Information given =>
:::
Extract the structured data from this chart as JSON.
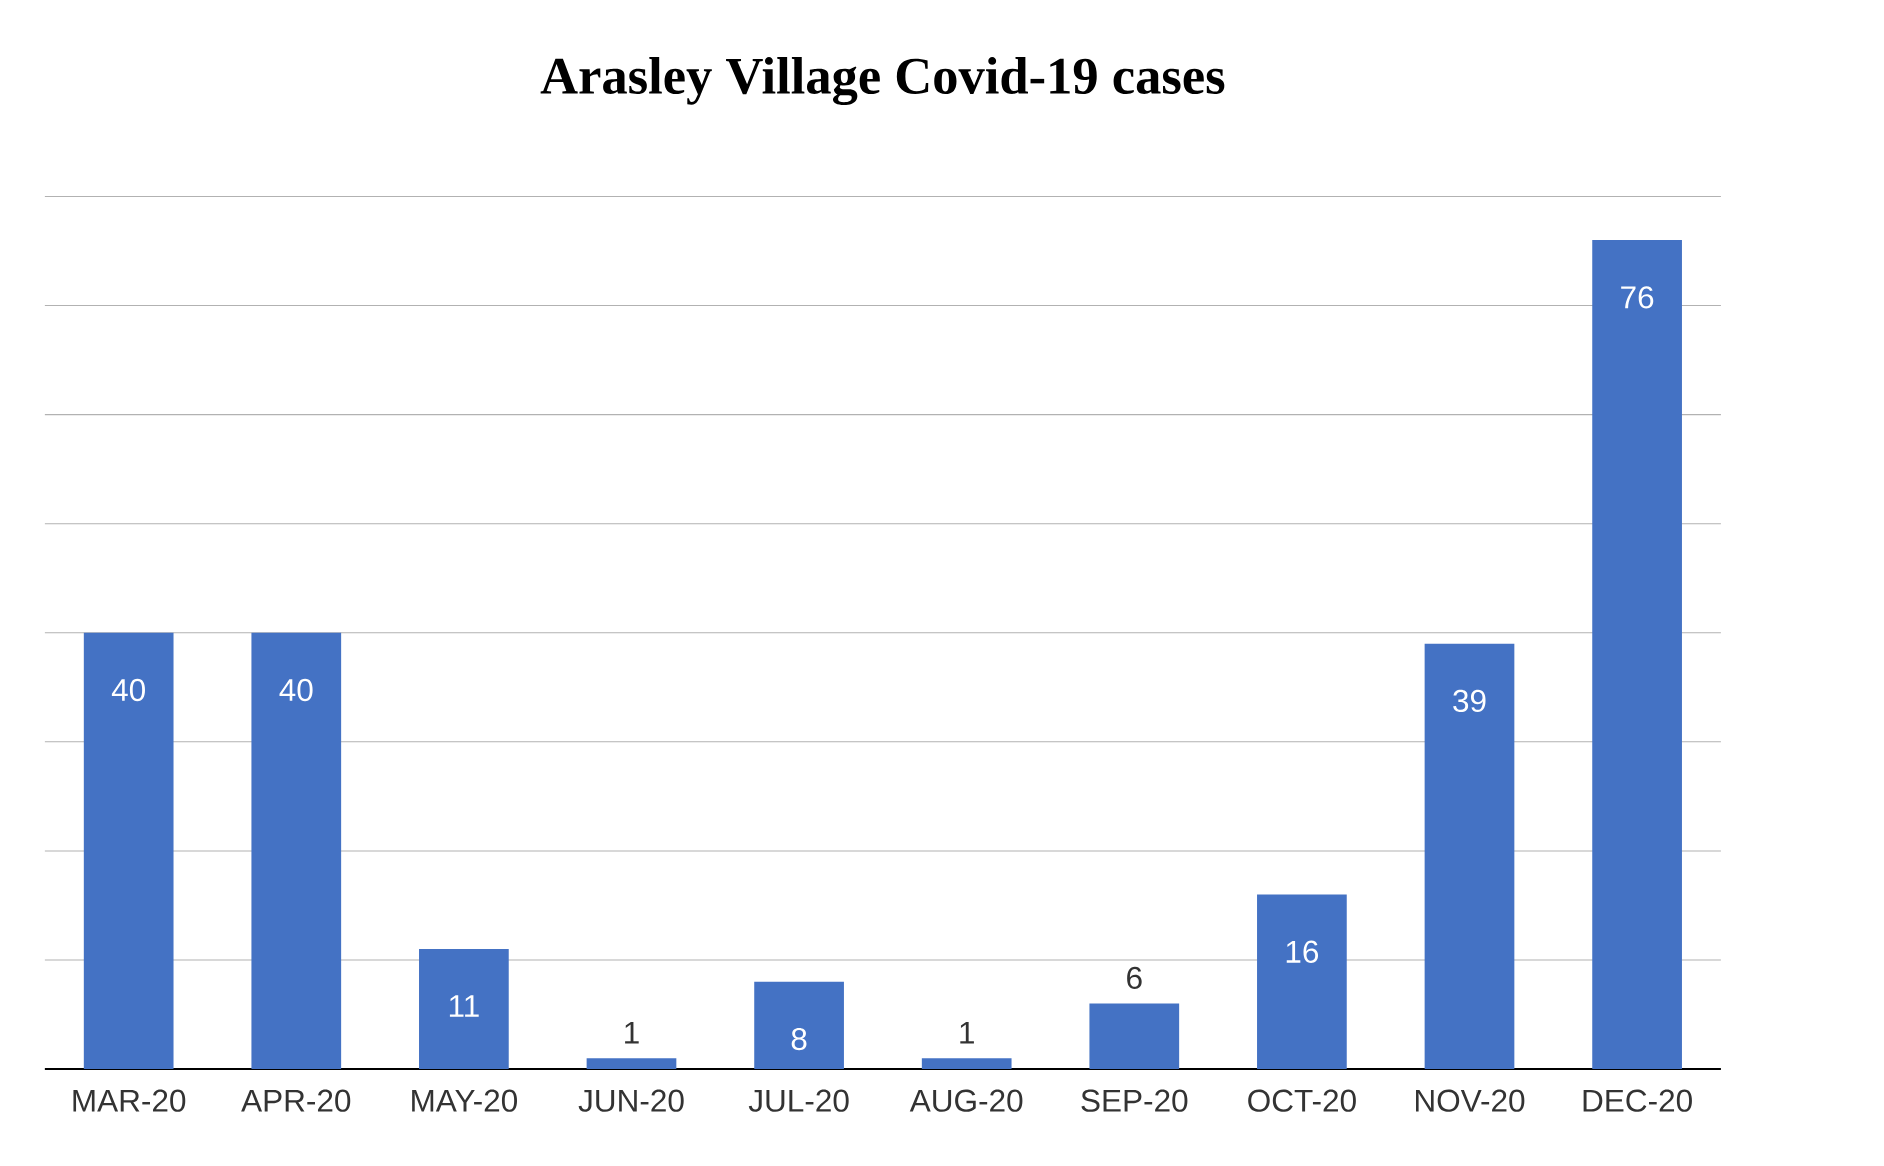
{
  "chart_data": {
    "type": "bar",
    "title": "Arasley Village Covid-19 cases",
    "categories": [
      "MAR-20",
      "APR-20",
      "MAY-20",
      "JUN-20",
      "JUL-20",
      "AUG-20",
      "SEP-20",
      "OCT-20",
      "NOV-20",
      "DEC-20"
    ],
    "values": [
      40,
      40,
      11,
      1,
      8,
      1,
      6,
      16,
      39,
      76
    ],
    "color": "#4472c4",
    "data_labels": true,
    "grid": "y",
    "tick_labels": "x"
  }
}
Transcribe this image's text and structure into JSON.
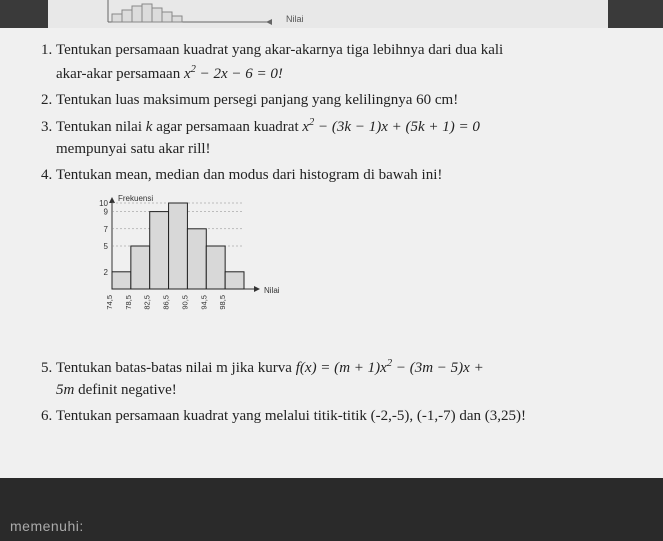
{
  "top_thumb_label": "Nilai",
  "questions": {
    "q1a": "Tentukan persamaan kuadrat yang akar-akarnya tiga lebihnya dari dua kali",
    "q1b": "akar-akar persamaan ",
    "q1eq": "x² − 2x − 6 = 0!",
    "q2": "Tentukan luas maksimum persegi panjang yang kelilingnya 60 cm!",
    "q3a": "Tentukan nilai ",
    "q3k": "k",
    "q3b": " agar persamaan kuadrat ",
    "q3eq": "x² − (3k − 1)x + (5k + 1) = 0",
    "q3c": "mempunyai satu akar rill!",
    "q4": "Tentukan mean, median dan modus dari histogram di bawah ini!",
    "q5a": "Tentukan batas-batas nilai m jika kurva ",
    "q5eq": "f(x) = (m + 1)x² − (3m − 5)x +",
    "q5b": "5m",
    "q5c": " definit negative!",
    "q6": "Tentukan persamaan kuadrat yang melalui titik-titik (-2,-5), (-1,-7) dan (3,25)!"
  },
  "histogram": {
    "ylabel": "Frekuensi",
    "xlabel": "Nilai",
    "yticks": [
      2,
      5,
      7,
      9,
      10
    ],
    "xticks": [
      "74,5",
      "78,5",
      "82,5",
      "86,5",
      "90,5",
      "94,5",
      "98,5"
    ],
    "bars": [
      2,
      5,
      9,
      10,
      7,
      5,
      2
    ],
    "bar_fill": "#d8d8d8",
    "bar_stroke": "#222",
    "grid": "#888",
    "width": 190,
    "height": 130
  },
  "footer": "memenuhi:"
}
:::
Brief => Pictures are to be left out; all else in the entries above is to be quoted exactly.

Reply =>
Extract the structured data from this chart as JSON.
{
  "chart_data": {
    "type": "bar",
    "title": "Arasley Village Covid-19 cases",
    "categories": [
      "MAR-20",
      "APR-20",
      "MAY-20",
      "JUN-20",
      "JUL-20",
      "AUG-20",
      "SEP-20",
      "OCT-20",
      "NOV-20",
      "DEC-20"
    ],
    "values": [
      40,
      40,
      11,
      1,
      8,
      1,
      6,
      16,
      39,
      76
    ],
    "color": "#4472c4",
    "data_labels": true,
    "grid": "y",
    "tick_labels": "x"
  }
}
Transcribe this image's text and structure into JSON.
{
  "top_thumb_label": "Nilai",
  "questions": {
    "q1a": "Tentukan persamaan kuadrat yang akar-akarnya tiga lebihnya dari dua kali",
    "q1b": "akar-akar persamaan ",
    "q1eq": "x² − 2x − 6 = 0!",
    "q2": "Tentukan luas maksimum persegi panjang yang kelilingnya 60 cm!",
    "q3a": "Tentukan nilai ",
    "q3k": "k",
    "q3b": " agar persamaan kuadrat ",
    "q3eq": "x² − (3k − 1)x + (5k + 1) = 0",
    "q3c": "mempunyai satu akar rill!",
    "q4": "Tentukan mean, median dan modus dari histogram di bawah ini!",
    "q5a": "Tentukan batas-batas nilai m jika kurva ",
    "q5eq": "f(x) = (m + 1)x² − (3m − 5)x +",
    "q5b": "5m",
    "q5c": " definit negative!",
    "q6": "Tentukan persamaan kuadrat yang melalui titik-titik (-2,-5), (-1,-7) dan (3,25)!"
  },
  "histogram": {
    "ylabel": "Frekuensi",
    "xlabel": "Nilai",
    "yticks": [
      2,
      5,
      7,
      9,
      10
    ],
    "xticks": [
      "74,5",
      "78,5",
      "82,5",
      "86,5",
      "90,5",
      "94,5",
      "98,5"
    ],
    "bars": [
      2,
      5,
      9,
      10,
      7,
      5,
      2
    ],
    "bar_fill": "#d8d8d8",
    "bar_stroke": "#222",
    "grid": "#888",
    "width": 190,
    "height": 130
  },
  "footer": "memenuhi:"
}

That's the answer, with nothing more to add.